(WORK REQUIRED) Go through the listing below and list every line with "частицы".

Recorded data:
>> BEGIN

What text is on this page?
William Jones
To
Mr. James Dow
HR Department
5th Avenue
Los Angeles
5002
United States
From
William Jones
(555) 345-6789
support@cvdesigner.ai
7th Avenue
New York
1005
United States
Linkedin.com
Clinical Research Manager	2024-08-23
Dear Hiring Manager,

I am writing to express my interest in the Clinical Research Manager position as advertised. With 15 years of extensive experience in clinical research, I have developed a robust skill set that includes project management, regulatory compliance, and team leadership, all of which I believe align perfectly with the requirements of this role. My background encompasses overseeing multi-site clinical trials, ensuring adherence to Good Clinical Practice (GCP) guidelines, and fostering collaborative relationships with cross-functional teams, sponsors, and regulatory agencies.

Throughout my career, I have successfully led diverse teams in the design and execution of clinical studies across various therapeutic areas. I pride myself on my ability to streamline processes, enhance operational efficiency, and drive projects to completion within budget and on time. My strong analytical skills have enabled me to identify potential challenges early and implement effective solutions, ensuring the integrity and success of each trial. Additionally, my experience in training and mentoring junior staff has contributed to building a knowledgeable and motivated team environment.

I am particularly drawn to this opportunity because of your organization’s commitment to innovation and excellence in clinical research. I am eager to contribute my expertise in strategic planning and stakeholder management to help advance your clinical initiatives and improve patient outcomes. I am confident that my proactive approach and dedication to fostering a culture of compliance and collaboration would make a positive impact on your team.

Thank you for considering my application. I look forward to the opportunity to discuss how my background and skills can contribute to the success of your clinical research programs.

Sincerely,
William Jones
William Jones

>> END
>> BEGIN

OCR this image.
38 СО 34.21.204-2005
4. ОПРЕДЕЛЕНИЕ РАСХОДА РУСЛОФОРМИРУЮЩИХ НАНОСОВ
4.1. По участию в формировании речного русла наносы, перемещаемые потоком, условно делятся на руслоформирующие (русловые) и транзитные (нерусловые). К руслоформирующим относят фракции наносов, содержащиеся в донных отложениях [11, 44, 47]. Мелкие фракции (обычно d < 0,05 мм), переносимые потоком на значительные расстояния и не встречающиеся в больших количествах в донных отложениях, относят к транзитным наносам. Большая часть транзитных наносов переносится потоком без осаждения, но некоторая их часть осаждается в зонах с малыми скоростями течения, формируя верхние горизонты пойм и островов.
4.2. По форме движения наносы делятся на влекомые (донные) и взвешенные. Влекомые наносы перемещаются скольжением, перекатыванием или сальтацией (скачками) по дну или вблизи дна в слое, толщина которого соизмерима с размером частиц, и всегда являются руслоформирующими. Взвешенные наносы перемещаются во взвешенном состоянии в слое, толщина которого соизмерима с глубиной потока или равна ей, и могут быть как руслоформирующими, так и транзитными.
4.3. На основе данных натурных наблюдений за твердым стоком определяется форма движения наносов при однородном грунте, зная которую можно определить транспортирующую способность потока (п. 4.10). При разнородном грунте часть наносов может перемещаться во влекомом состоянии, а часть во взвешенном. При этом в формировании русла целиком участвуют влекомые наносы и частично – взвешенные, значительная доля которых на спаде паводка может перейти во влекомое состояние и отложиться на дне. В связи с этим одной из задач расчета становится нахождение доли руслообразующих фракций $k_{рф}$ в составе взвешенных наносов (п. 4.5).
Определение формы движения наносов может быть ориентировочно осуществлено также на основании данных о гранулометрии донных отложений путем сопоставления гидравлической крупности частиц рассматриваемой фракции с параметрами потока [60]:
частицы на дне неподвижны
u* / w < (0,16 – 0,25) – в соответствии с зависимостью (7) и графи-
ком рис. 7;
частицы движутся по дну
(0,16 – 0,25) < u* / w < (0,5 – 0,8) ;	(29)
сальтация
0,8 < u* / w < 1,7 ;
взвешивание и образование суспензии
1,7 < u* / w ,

>> END

(ANSWER TO THE PROBLEM)
частицы на дне неподвижны
частицы движутся по дну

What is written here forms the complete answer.